** TASK OBJECTIVE **
Lift every line from the entries that includes the word "this".

#####

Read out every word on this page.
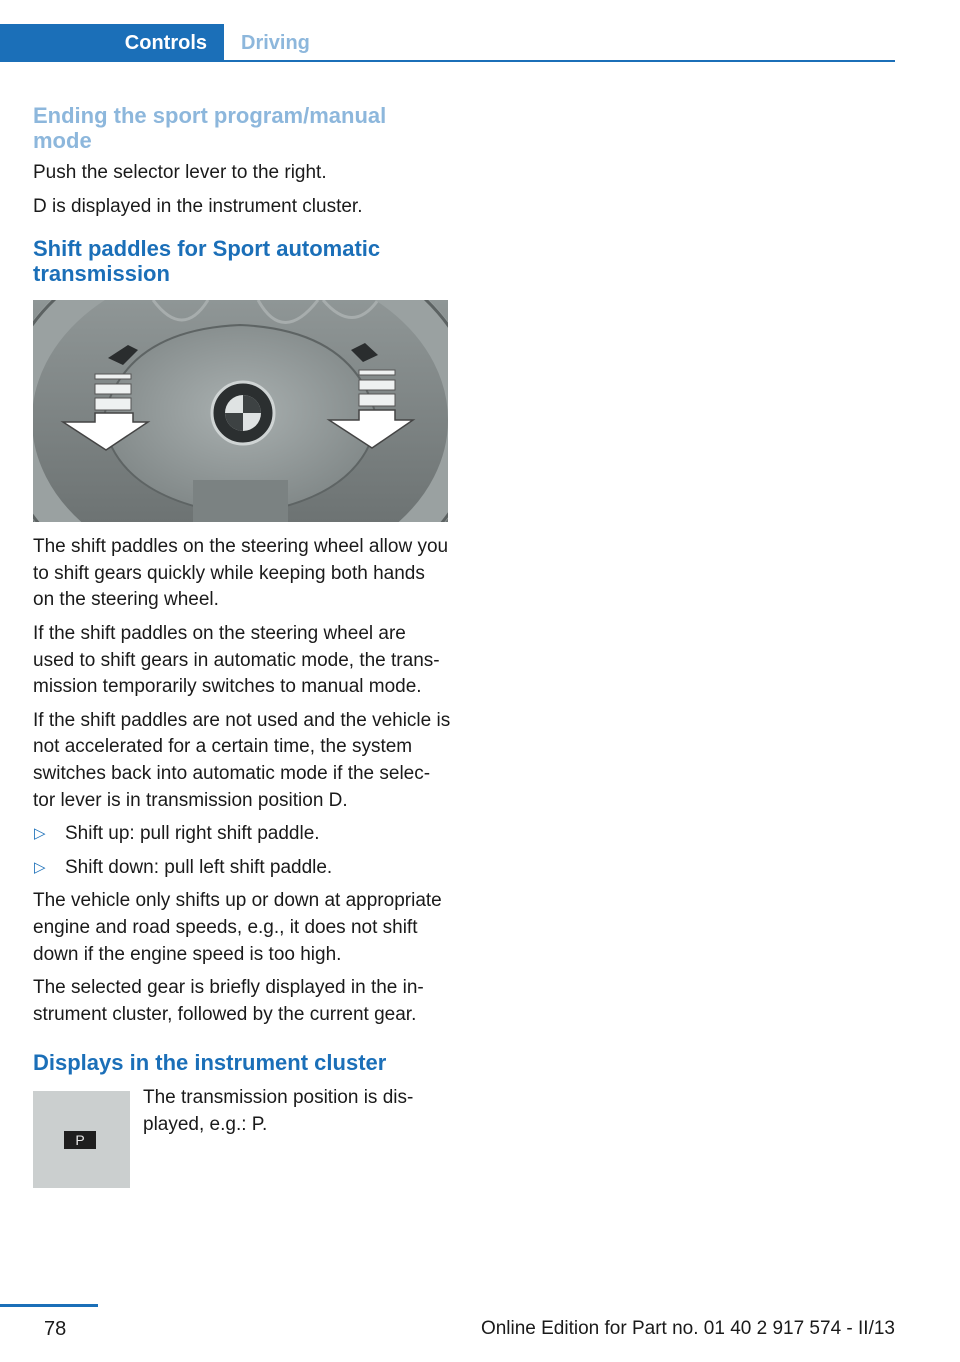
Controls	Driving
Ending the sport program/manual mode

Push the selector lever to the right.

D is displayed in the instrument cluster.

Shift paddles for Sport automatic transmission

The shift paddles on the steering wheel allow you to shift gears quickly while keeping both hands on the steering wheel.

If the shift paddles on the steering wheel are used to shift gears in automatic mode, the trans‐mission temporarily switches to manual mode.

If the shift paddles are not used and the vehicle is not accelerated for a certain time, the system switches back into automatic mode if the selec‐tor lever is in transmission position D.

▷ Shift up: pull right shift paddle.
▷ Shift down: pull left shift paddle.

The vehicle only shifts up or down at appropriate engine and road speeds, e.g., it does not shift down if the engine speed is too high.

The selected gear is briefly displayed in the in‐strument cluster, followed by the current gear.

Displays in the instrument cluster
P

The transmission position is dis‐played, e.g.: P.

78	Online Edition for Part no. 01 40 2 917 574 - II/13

#####

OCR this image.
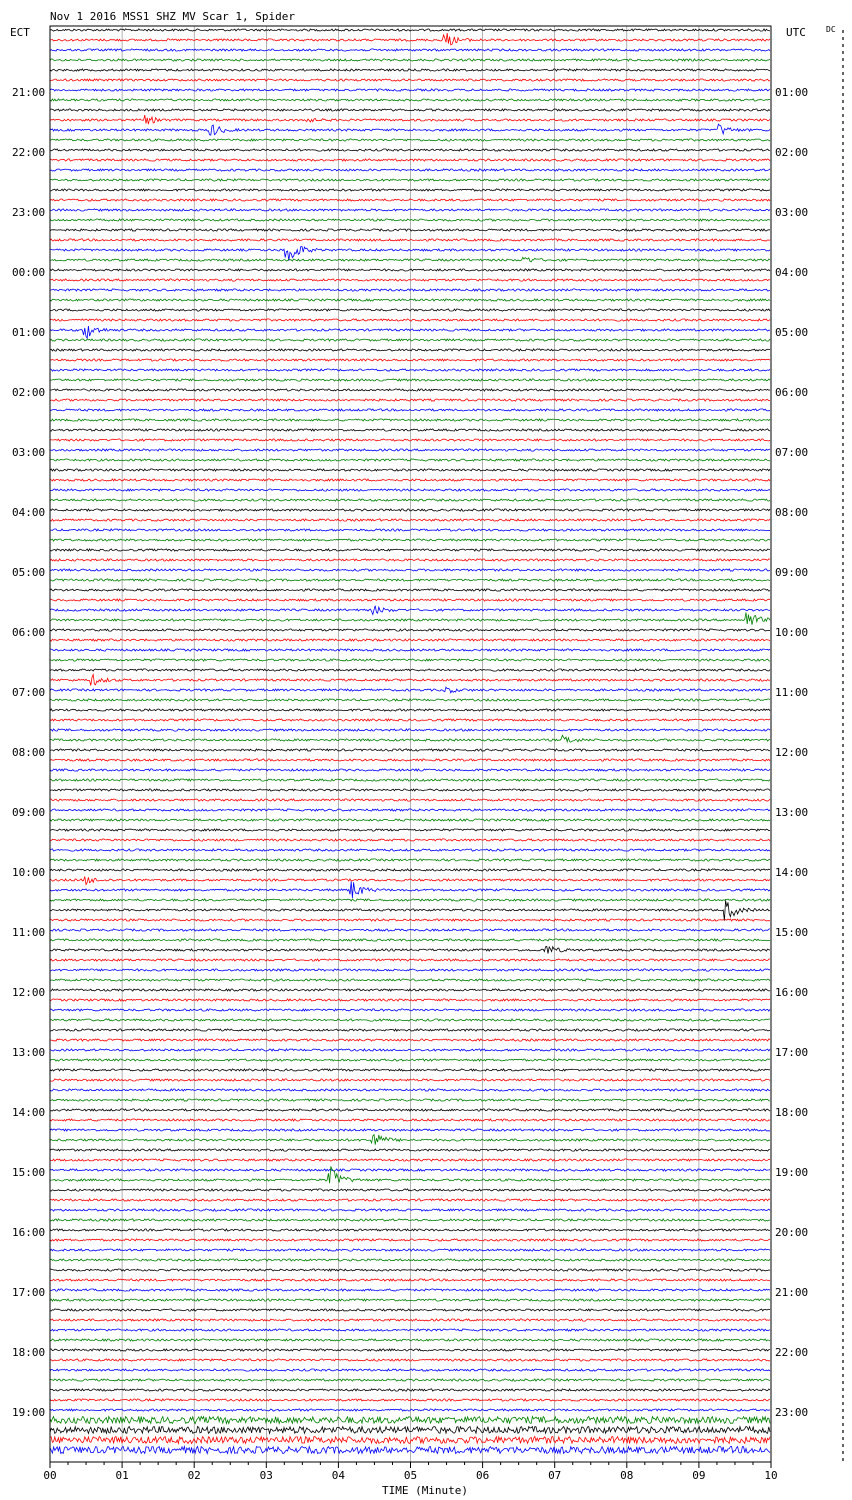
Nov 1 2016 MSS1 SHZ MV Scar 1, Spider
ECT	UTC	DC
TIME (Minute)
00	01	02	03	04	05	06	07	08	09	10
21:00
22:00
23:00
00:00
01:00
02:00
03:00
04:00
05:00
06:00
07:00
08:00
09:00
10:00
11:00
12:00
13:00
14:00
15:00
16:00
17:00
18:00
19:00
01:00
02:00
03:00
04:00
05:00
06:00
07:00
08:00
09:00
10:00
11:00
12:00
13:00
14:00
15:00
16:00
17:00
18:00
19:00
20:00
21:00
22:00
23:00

#####

** FULL SOLUTION **
Read out every word on this page.
OCR this image.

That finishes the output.